本文 =
┄┄┄┄┄┄
【仮名序(かなじょ)】
古文:大和歌は、人の心を種として、万の言の葉とぞ、成れりける。
仮名:やまとうたは、ひとのこころをたねとして、よろづのことのはとぞ、なれりける。
古文:世の中にある人、事業、繁きものなれば、
仮名:よのなかにあるひと、ことわざ、しげきものなれば、
古文:心に思ふ事を、見るもの聞くものにつけて、言い出だせるなり。
仮名:こころにおもふことを、みるものきくものにつけて、いひいだせるなり。
古文:花に鳴く鶯、水に棲む蛙の声を聞けば、
仮名:はなになくうぐひす、みづにすむかはづのこゑをきけば、
古文:生きとし生けるもの、いづれか歌を詠まざりける。
仮名:いきとしいけるもの、いづれかうたをよまざりける。
┄┄┄┄┄┄
データ行 =
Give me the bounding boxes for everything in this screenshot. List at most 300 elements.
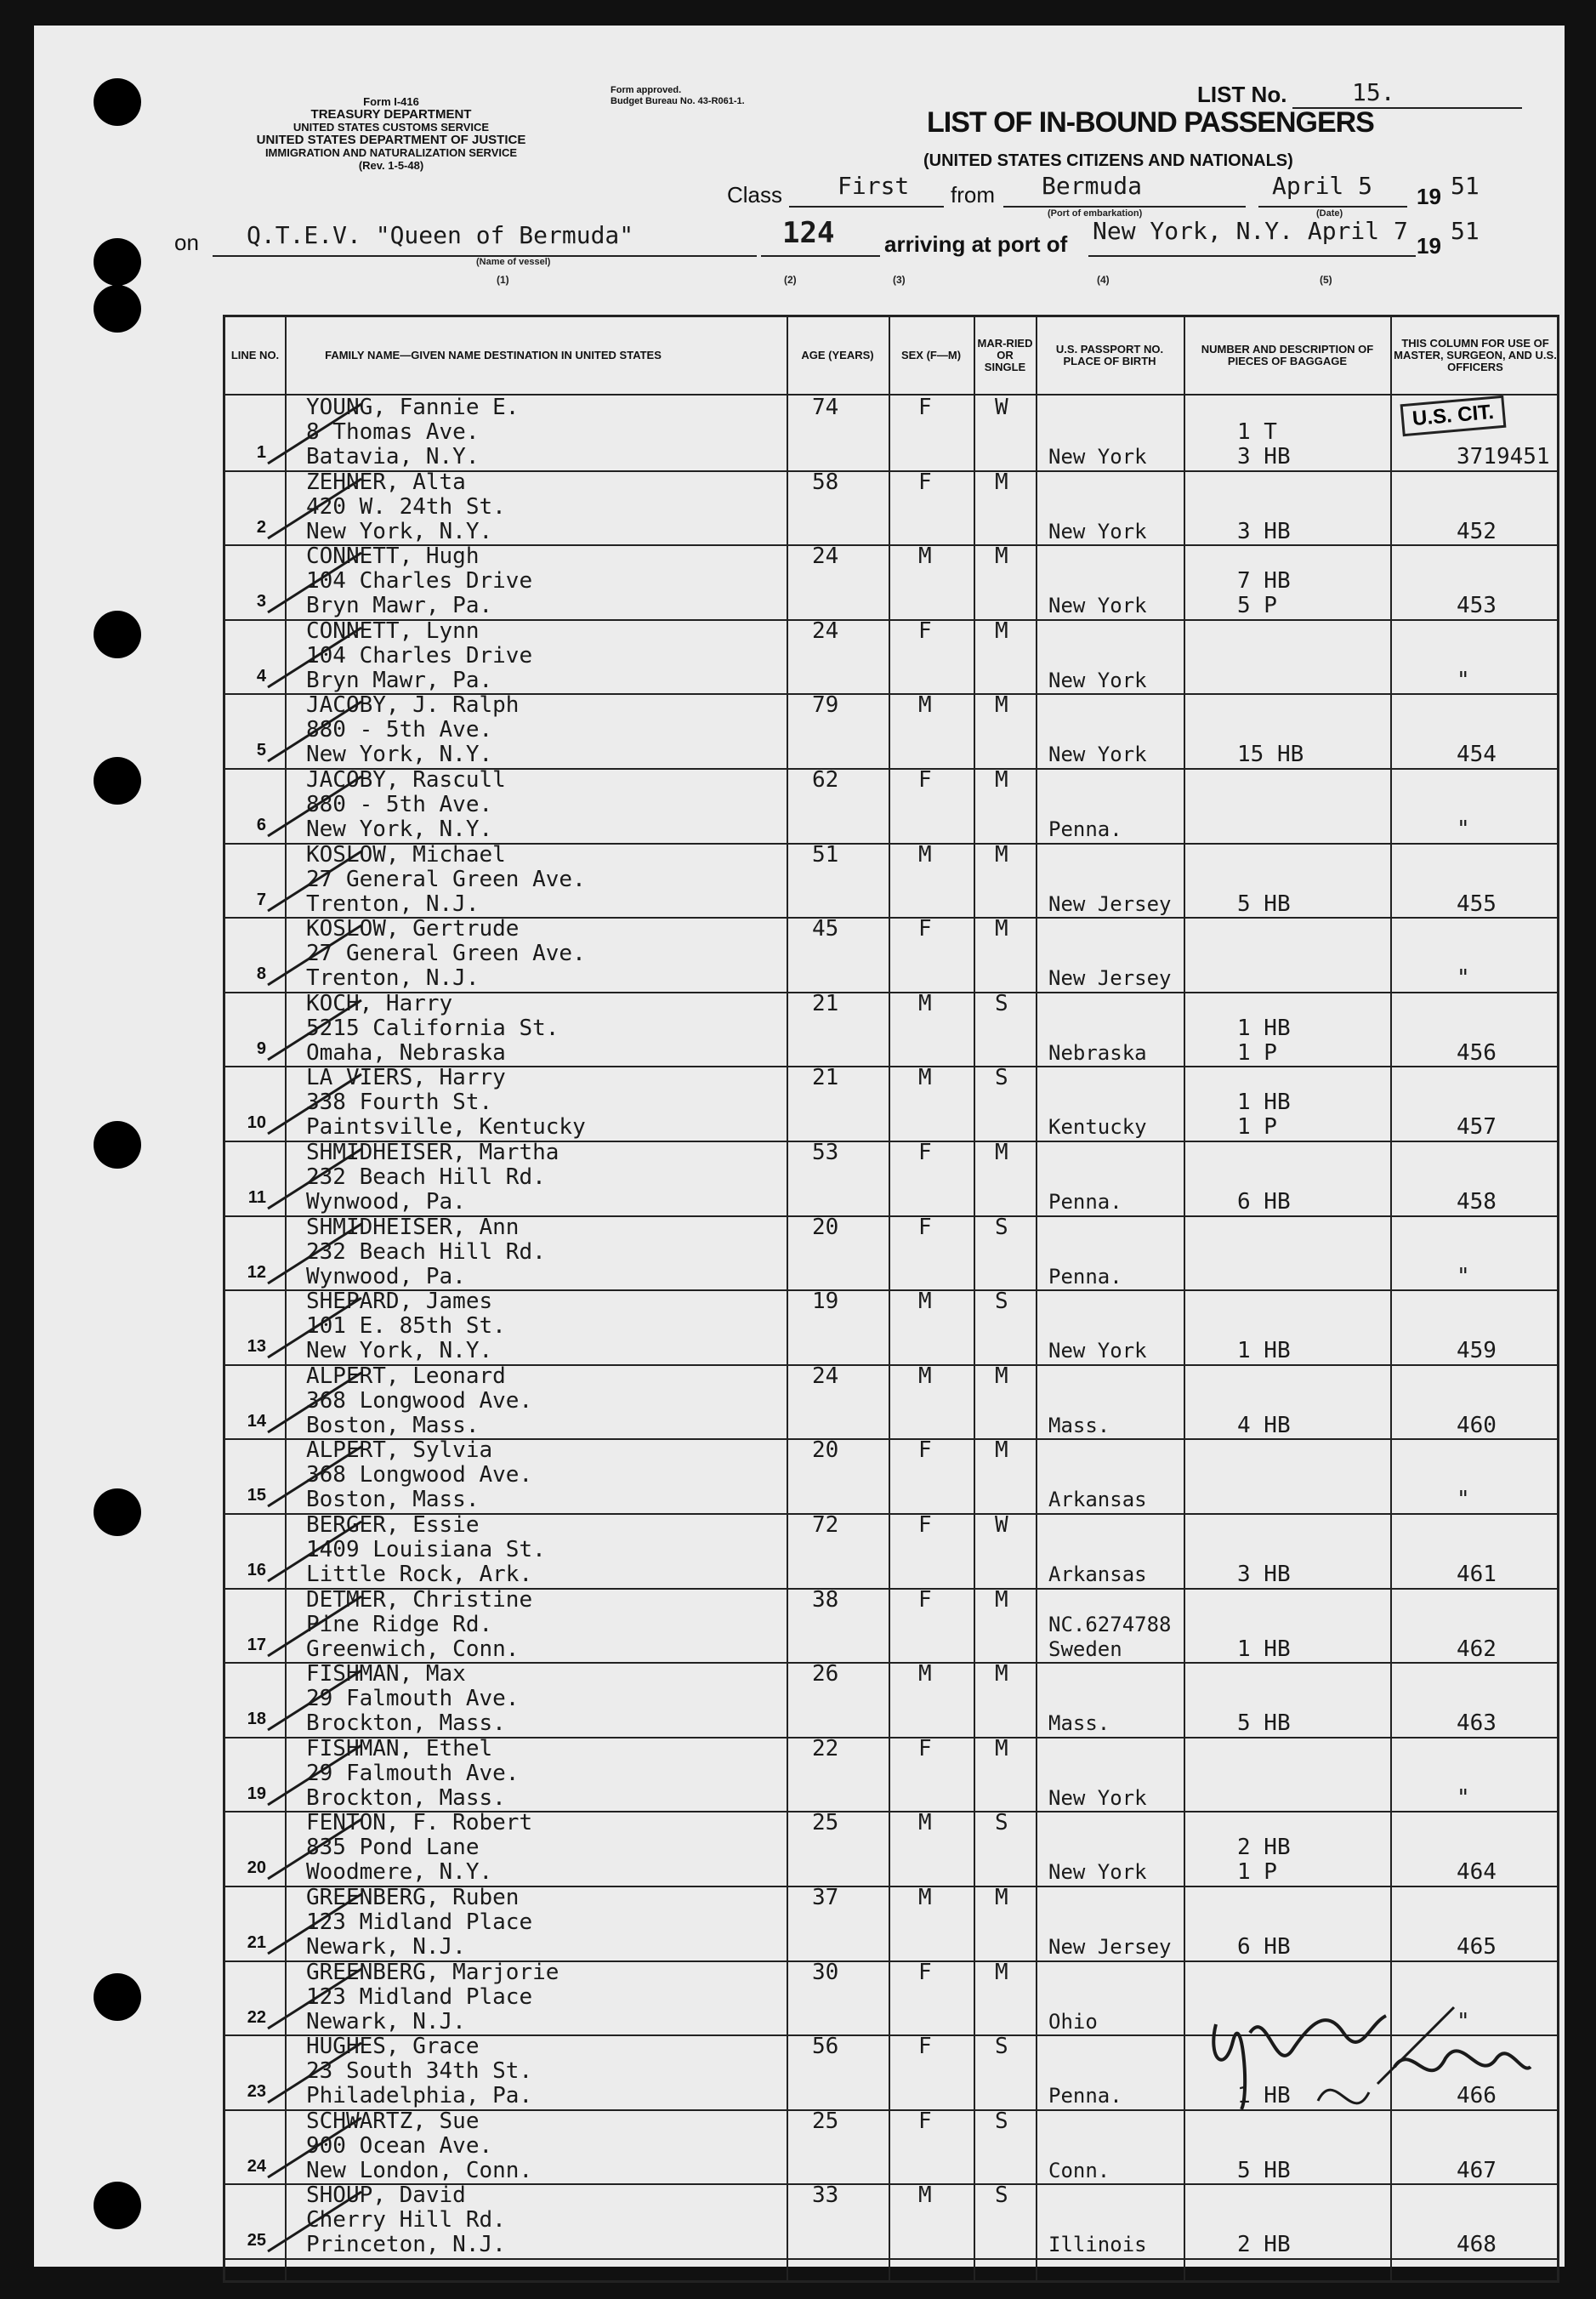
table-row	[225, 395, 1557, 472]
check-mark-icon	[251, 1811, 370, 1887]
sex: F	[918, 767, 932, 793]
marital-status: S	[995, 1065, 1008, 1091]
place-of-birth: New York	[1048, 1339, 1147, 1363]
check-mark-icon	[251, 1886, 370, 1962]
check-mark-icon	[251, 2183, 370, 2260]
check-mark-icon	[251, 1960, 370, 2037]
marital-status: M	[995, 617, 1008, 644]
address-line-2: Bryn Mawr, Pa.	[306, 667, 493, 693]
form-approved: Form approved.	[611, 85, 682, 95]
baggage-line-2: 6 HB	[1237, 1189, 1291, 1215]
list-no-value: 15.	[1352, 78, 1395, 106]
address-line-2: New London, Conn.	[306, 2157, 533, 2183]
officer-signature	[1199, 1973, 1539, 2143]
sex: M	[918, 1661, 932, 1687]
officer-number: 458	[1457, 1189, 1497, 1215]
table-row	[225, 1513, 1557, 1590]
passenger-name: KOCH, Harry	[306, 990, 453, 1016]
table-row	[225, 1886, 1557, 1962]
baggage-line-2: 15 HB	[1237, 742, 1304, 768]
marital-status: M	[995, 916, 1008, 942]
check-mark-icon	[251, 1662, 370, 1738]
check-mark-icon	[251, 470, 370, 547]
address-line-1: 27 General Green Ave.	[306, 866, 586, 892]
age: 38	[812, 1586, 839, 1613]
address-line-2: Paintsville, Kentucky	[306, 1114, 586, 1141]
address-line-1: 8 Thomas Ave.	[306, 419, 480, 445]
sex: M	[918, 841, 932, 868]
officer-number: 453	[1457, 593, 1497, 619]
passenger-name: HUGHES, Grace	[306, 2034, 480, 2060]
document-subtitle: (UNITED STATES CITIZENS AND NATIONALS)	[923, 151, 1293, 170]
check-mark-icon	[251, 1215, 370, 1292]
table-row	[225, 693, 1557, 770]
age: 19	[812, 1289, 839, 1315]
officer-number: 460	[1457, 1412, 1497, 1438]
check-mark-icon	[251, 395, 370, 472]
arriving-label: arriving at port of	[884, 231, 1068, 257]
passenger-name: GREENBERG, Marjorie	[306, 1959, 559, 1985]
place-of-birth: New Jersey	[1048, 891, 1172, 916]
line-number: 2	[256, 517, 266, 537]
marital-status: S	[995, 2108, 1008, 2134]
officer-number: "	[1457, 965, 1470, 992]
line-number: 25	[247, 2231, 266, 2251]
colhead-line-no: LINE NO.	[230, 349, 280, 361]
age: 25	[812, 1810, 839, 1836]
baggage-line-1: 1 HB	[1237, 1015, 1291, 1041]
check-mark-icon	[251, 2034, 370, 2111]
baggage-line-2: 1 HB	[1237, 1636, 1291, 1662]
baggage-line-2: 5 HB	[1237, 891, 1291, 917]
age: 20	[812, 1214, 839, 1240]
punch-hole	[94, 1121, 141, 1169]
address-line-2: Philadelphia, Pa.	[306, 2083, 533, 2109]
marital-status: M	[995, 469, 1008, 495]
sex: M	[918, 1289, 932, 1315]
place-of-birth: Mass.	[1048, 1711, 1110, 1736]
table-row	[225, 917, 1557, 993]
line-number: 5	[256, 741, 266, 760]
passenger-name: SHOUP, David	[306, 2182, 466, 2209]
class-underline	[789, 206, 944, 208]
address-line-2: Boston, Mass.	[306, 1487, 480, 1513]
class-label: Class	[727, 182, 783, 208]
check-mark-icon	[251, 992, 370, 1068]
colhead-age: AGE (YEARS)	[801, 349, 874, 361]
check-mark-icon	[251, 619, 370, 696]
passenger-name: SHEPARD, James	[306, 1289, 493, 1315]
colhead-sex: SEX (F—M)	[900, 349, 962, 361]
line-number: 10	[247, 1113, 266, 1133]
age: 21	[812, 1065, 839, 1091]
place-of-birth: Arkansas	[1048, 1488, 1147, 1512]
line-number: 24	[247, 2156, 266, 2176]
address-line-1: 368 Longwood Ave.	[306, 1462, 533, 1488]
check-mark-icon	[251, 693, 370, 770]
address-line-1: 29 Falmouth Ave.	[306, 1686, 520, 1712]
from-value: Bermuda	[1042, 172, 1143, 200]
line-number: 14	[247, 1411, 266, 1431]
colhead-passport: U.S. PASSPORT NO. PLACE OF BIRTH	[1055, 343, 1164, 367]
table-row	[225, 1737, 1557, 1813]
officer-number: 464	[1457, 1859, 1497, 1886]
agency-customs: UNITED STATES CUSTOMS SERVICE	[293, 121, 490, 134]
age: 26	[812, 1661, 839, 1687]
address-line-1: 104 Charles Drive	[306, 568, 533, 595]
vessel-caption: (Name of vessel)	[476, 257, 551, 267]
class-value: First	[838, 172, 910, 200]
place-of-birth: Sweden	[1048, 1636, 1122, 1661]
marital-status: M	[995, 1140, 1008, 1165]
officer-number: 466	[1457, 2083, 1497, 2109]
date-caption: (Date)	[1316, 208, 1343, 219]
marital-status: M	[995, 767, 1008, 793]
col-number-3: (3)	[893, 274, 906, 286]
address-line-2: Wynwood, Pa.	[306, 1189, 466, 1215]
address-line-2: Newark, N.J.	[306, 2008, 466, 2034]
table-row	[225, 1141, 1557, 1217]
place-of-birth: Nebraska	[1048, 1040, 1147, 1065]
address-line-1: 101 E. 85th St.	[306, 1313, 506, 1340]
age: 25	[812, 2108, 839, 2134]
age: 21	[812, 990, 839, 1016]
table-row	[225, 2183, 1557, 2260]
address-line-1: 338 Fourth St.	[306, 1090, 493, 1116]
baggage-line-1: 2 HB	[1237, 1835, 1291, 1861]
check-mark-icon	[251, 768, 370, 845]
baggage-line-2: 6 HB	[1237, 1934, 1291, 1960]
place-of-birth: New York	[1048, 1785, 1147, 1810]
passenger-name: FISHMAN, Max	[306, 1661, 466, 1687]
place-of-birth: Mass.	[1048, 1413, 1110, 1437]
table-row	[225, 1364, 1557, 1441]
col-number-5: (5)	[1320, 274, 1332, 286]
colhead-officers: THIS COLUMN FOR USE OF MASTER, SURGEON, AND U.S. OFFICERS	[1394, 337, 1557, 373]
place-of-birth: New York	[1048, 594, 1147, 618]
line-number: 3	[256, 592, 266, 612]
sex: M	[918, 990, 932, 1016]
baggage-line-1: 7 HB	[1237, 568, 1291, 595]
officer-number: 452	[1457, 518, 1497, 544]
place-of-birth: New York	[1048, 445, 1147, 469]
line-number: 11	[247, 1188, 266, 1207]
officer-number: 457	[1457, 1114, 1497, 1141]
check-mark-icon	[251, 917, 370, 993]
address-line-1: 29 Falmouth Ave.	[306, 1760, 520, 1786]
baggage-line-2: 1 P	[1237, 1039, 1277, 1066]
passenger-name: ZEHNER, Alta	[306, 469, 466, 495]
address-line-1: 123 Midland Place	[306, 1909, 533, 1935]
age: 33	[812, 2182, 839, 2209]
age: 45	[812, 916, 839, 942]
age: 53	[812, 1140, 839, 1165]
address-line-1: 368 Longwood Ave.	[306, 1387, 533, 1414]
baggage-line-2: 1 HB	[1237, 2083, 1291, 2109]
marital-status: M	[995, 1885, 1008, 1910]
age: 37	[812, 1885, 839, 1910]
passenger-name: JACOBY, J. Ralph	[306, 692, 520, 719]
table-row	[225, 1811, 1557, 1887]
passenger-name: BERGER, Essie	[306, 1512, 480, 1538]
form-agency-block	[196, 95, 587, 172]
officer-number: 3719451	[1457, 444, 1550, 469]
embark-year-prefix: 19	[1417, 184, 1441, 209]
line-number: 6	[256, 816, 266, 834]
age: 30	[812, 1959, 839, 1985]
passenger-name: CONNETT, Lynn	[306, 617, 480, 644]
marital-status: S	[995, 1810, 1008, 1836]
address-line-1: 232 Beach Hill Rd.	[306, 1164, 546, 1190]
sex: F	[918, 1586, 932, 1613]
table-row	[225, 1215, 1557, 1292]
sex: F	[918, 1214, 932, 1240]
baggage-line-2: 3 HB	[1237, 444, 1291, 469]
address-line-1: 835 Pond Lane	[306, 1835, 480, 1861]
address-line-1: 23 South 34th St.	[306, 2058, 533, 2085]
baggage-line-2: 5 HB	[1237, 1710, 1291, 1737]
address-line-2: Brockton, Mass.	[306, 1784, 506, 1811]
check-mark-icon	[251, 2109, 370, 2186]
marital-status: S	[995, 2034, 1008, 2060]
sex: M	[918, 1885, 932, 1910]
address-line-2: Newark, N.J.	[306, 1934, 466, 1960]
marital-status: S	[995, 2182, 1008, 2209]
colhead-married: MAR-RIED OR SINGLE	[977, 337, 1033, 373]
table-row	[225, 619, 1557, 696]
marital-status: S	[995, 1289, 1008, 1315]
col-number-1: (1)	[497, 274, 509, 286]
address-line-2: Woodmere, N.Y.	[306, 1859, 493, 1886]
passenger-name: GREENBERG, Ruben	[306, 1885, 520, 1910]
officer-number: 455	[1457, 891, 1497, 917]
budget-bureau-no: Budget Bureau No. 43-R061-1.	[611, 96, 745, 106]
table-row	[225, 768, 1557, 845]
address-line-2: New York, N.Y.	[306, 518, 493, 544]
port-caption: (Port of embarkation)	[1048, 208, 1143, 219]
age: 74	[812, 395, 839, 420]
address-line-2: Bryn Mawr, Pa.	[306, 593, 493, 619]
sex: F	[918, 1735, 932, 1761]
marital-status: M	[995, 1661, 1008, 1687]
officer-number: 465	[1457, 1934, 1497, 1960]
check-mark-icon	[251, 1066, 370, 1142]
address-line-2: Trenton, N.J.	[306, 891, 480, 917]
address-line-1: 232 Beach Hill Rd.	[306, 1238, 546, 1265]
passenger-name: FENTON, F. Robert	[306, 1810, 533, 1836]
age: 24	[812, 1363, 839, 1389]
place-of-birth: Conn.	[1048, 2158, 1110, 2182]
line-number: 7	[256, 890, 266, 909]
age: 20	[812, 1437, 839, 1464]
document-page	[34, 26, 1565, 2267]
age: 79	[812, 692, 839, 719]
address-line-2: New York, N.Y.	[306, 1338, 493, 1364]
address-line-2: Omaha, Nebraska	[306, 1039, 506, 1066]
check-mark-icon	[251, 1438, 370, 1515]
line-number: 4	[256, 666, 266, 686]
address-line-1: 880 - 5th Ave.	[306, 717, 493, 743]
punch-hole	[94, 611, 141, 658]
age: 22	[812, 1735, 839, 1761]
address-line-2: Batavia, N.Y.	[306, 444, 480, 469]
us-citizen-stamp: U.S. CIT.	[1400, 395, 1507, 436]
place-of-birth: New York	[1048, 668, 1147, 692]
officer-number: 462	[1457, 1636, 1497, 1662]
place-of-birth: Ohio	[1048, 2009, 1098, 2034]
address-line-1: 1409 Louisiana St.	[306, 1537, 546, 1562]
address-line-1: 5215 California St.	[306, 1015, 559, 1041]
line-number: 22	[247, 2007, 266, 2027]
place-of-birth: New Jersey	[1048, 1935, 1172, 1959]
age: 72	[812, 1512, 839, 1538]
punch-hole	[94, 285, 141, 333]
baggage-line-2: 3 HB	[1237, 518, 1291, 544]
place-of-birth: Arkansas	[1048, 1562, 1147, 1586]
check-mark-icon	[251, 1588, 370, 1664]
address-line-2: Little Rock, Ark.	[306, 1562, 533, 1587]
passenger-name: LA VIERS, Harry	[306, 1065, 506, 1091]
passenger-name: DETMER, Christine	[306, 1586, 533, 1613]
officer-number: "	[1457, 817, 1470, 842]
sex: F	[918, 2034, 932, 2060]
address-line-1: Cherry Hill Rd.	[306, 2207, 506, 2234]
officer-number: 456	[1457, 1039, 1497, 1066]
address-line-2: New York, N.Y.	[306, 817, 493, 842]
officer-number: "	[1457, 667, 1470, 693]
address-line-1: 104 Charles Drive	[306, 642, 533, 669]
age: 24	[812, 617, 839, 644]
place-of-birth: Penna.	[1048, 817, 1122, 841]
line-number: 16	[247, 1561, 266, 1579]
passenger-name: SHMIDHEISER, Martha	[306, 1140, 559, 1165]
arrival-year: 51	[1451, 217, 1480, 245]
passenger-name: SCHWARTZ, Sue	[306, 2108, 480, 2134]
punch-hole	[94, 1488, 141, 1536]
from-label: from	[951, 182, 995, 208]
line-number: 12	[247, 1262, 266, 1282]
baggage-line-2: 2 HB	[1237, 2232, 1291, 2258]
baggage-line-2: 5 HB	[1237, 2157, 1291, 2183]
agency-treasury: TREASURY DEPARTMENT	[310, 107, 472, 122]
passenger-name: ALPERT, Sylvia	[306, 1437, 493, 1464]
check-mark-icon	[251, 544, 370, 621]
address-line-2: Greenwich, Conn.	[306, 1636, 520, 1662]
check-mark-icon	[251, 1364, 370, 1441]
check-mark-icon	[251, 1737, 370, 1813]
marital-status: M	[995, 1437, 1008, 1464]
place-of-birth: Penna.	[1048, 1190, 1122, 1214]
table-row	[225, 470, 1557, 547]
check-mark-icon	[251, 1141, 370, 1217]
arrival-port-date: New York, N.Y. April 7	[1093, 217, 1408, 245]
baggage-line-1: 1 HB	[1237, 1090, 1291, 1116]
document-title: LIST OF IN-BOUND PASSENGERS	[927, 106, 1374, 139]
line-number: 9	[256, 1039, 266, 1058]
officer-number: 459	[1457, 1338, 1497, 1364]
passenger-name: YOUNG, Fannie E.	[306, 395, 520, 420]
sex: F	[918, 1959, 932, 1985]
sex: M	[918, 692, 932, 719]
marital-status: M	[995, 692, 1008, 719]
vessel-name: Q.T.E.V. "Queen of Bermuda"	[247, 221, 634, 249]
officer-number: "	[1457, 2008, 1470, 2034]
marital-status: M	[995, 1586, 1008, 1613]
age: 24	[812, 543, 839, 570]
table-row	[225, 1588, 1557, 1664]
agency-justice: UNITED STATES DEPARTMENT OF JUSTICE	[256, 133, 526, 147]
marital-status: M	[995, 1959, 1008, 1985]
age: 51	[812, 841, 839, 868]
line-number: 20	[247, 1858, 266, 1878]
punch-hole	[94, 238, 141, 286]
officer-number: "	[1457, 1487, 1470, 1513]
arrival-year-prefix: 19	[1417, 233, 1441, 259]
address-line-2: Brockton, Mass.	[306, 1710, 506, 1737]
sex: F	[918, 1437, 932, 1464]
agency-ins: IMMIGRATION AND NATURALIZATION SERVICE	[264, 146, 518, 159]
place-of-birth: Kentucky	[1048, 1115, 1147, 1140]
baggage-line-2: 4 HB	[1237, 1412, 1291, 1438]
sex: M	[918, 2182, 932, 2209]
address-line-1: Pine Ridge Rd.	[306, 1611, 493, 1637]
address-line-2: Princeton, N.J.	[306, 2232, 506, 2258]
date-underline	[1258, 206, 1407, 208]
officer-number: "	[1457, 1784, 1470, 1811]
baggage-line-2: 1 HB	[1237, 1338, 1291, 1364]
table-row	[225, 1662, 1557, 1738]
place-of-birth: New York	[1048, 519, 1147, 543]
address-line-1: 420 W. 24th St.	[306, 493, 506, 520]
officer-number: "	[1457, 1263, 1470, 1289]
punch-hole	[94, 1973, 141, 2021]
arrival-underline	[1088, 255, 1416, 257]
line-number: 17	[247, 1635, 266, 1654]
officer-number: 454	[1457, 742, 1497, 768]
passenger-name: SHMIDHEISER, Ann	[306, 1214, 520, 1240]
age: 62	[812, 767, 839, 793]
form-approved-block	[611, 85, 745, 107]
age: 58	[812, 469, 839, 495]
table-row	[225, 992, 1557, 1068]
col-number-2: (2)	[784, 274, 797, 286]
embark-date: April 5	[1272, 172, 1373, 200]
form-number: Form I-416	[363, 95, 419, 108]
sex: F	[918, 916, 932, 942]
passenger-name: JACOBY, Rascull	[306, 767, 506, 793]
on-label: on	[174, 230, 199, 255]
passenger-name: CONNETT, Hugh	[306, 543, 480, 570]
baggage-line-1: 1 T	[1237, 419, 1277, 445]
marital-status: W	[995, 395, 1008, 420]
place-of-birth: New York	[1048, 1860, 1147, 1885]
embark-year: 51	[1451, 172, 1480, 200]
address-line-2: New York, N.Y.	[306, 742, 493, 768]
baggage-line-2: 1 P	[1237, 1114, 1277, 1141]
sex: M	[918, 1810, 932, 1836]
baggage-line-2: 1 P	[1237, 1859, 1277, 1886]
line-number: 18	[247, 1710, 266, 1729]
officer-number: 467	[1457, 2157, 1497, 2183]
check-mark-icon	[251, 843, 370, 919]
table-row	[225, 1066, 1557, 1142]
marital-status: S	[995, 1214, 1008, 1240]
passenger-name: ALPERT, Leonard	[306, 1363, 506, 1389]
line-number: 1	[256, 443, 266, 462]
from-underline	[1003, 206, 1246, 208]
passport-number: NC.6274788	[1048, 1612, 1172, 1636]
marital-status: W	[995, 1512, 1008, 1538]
┄┄┄┄┄┄
課題 1 =
仮名序の本文で「古文:」の後に記されている文を、記載順にすべて書き出してください。
課題 2 =
データのうち、「395, 1557, 472]」を含む行から始まり「990, 453, 1016]」を含む行で終わる範囲を、両端の行も含めてそのまま書き写してください。
本文とデータ行は、それぞれ異なる出典に由来するものです。

解答 1 =
大和歌は、人の心を種として、万の言の葉とぞ、成れりける。
世の中にある人、事業、繁きものなれば、
心に思ふ事を、見るもの聞くものにつけて、言い出だせるなり。
花に鳴く鶯、水に棲む蛙の声を聞けば、
生きとし生けるもの、いづれか歌を詠まざりける。

解答 2 =
table-row	[225, 395, 1557, 472]
check-mark-icon	[251, 1811, 370, 1887]
sex: F	[918, 767, 932, 793]
marital-status: S	[995, 1065, 1008, 1091]
place-of-birth: New York	[1048, 1339, 1147, 1363]
check-mark-icon	[251, 1886, 370, 1962]
check-mark-icon	[251, 2183, 370, 2260]
check-mark-icon	[251, 1960, 370, 2037]
marital-status: M	[995, 617, 1008, 644]
address-line-2: Bryn Mawr, Pa.	[306, 667, 493, 693]
form-approved: Form approved.	[611, 85, 682, 95]
baggage-line-2: 6 HB	[1237, 1189, 1291, 1215]
list-no-value: 15.	[1352, 78, 1395, 106]
address-line-2: New London, Conn.	[306, 2157, 533, 2183]
officer-signature	[1199, 1973, 1539, 2143]
sex: M	[918, 1661, 932, 1687]
officer-number: 458	[1457, 1189, 1497, 1215]
table-row	[225, 1513, 1557, 1590]
passenger-name: KOCH, Harry	[306, 990, 453, 1016]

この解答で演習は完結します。